--- BEGIN Page extract ---

Louis B Meyer and Sam Goldwyn treated the Los Angeles Games as one big casting couch.
A quirky by-product of Los Angeles hosting the Olympic Games was that successful athletes were inundated with offers from Hollywood moguls.
Not long after collecting his second Olympic gold medal, Pat O'Callaghan was invited on a tour of MGM studios where he was offered the role of Tarzan.
The part of Tarzan - the noble savage - demanded upper-body strength and a chiseled physique. De Niro-esque acting ability wasn't necessary.
Had he accepted, he'd be acting alongside Maureen O'Sullivan, who was born in that famous nursery of Hollywood actors, Boyle in Roscommon.
@lapidismos No lo creí cuando m lo dijiste,"Johnny Weismuller robó los fusibles" pic.twitter.com/ymFo2vTJ7t
— Half (@LicoryTristeza) August 19, 2016
O'Callaghan weighed up the offer and decided the life wasn't for him. The role was taken by swimming gold medalist Johnny Weissmuller and O'Callaghan went back to Clonmel.
THE IRISH WHALES
It's hard to credit these days but, at the turn of the twentieth century, the Irish were the aristocrats of the hammer throw. What the Cubans are to boxing, what the Jamaicans are to sprinting, Ireland was to the hammer.

--- END Page extract ---
--- BEGIN Given information ---

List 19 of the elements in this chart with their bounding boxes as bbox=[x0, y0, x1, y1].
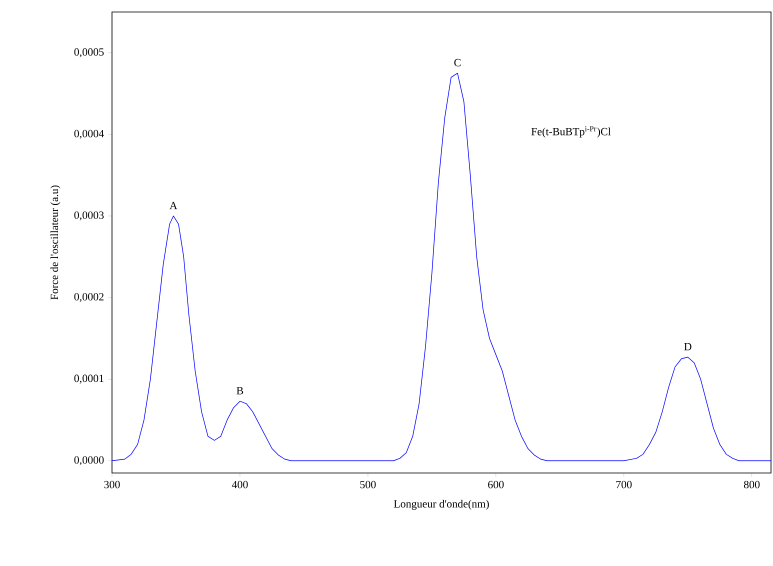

--- END Given information ---

▸ **To do**:
1. Reproduce the stretch from "A quirky by-product" through "role of Tarzan." in the article about Olympians and Hollywood.
2. Pick up the article about Olympians and Hollywood after its last sentence and keep writing.

▸ **Answers for the tasks**:
1.
A quirky by-product of Los Angeles hosting the Olympic Games was that successful athletes were inundated with offers from Hollywood moguls.
Not long after collecting his second Olympic gold medal, Pat O'Callaghan was invited on a tour of MGM studios where he was offered the role of Tarzan.

2.
Our success in the event doesn't even come close to beginning with O'Callaghan. Ireland's reputation in the event was built on the success of the 'Irish Whales', a gang of Irish-born athletes who represented America and Canada in Olympic Games between 1896 and 1924.
What strikes one about the 'Irish Whales' is the sameyness of their biographies.
With the exception of Simon Gillis, who was born in Nova Scotia to Irish parents, they all emigrated to America in their early twenties (and in one instance, late teens), they all trained in the Irish American Athletic Club in Queens, and they all worked for the NYPD, save for Con Walsh who moved to Seattle and joined the Seattle Police Department. John Flanagan and Paddy Ryan returned to Ireland.
This defiant clique of athletes won buckets of Olympic medals, became internationally famous, and were almost responsible for an Anglo-American diplomatic incident following the refusal to 'dip the US flag' in honour of King George at the opening ceremony in London in 1908.
Tradition dictated that Olympic teams briefly dip their flag at when parading past the hosts' leaders box at the opening ceremony. In 1908, shot-putter Ralph Rose failed to dip the flag at that moment, allegedly under pressure from the vocal Irish Whales. Reigning gold medallist in the hammer throw Martin Sheridan uttered the famous phrase "this flag dips for no earthly King", a quote which was then widely misattributed to Rose.
Around the world, the gesture was regarded as ugly, arrogant Americanism. In actual fact, it had more to do with Irish grievance.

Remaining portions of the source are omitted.